• REQUIREMENT: Please retype the lines in the records below, from the line containing "354, 275, 370]" up to and including the line containing "153, 541, 169]", with nothing changed.

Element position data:
★ ★ ★ ★ ★ ★ ★
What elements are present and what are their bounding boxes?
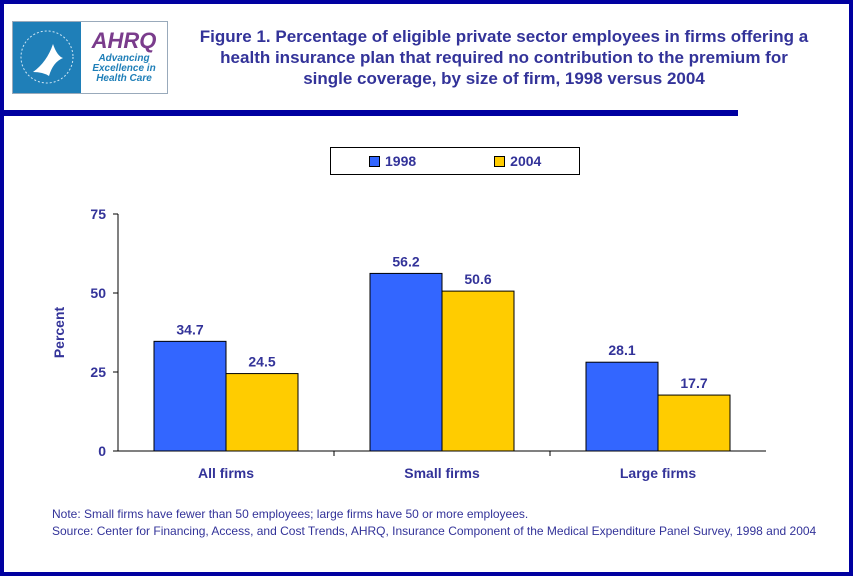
data-label: 24.5	[248, 354, 275, 370]
legend-label-1998: 1998	[385, 153, 417, 169]
data-label: 50.6	[464, 271, 491, 287]
legend-swatch-2004	[494, 155, 506, 167]
ahrq-logo: AHRQ Advancing Excellence in Health Care	[12, 21, 168, 94]
legend: 1998 2004	[330, 147, 580, 175]
note-text: Note: Small firms have fewer than 50 emp…	[52, 507, 529, 521]
header-divider	[4, 110, 738, 116]
data-label: 28.1	[608, 342, 635, 358]
y-tick-label: 50	[90, 285, 106, 301]
legend-item-2004: 2004	[494, 153, 541, 169]
legend-label-2004: 2004	[510, 153, 542, 169]
ahrq-mark: AHRQ	[91, 28, 157, 53]
data-label: 34.7	[176, 321, 203, 337]
chart-title: Figure 1. Percentage of eligible private…	[199, 27, 809, 88]
legend-item-1998: 1998	[369, 153, 416, 169]
eagle-icon	[20, 30, 74, 84]
y-tick-label: 25	[90, 364, 106, 380]
bar-1998	[153, 340, 227, 452]
source-text: Source: Center for Financing, Access, an…	[52, 524, 817, 538]
bar-2004	[225, 373, 299, 452]
data-label: 17.7	[680, 375, 707, 391]
footnotes: Note: Small firms have fewer than 50 emp…	[52, 506, 822, 540]
bar-chart: 0 25 50 75 Percent All firms 34.7 24.5 Small fir…	[51, 206, 766, 481]
hhs-eagle-logo	[13, 22, 81, 93]
x-tick-label: Large firms	[620, 465, 696, 481]
y-tick-label: 75	[90, 206, 106, 222]
bar-1998	[369, 272, 443, 452]
x-tick-label: All firms	[198, 465, 254, 481]
ahrq-tagline: Advancing Excellence in Health Care	[92, 53, 156, 84]
legend-swatch-1998	[369, 155, 380, 167]
bar-2004	[441, 290, 515, 452]
ahrq-wordmark: AHRQ Advancing Excellence in Health Care	[81, 22, 167, 93]
data-label: 56.2	[392, 253, 419, 269]
bar-2004	[657, 394, 731, 452]
bar-1998	[585, 361, 659, 452]
x-tick-label: Small firms	[404, 465, 480, 481]
y-axis-label: Percent	[51, 306, 67, 358]
y-tick-label: 0	[98, 443, 106, 459]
★ ★ ★ ★ ★ ★ ★
• RESULT BELOW:
data-label: 24.5	[248, 354, 275, 370]
legend-label-1998: 1998	[385, 153, 417, 169]
data-label: 50.6	[464, 271, 491, 287]
legend-swatch-2004	[494, 155, 506, 167]
ahrq-logo: AHRQ Advancing Excellence in Health Care	[12, 21, 168, 94]
legend: 1998 2004	[330, 147, 580, 175]
note-text: Note: Small firms have fewer than 50 emp…	[52, 507, 529, 521]
header-divider	[4, 110, 738, 116]
data-label: 28.1	[608, 342, 635, 358]
y-tick-label: 50	[90, 285, 106, 301]
legend-item-2004: 2004	[494, 153, 541, 169]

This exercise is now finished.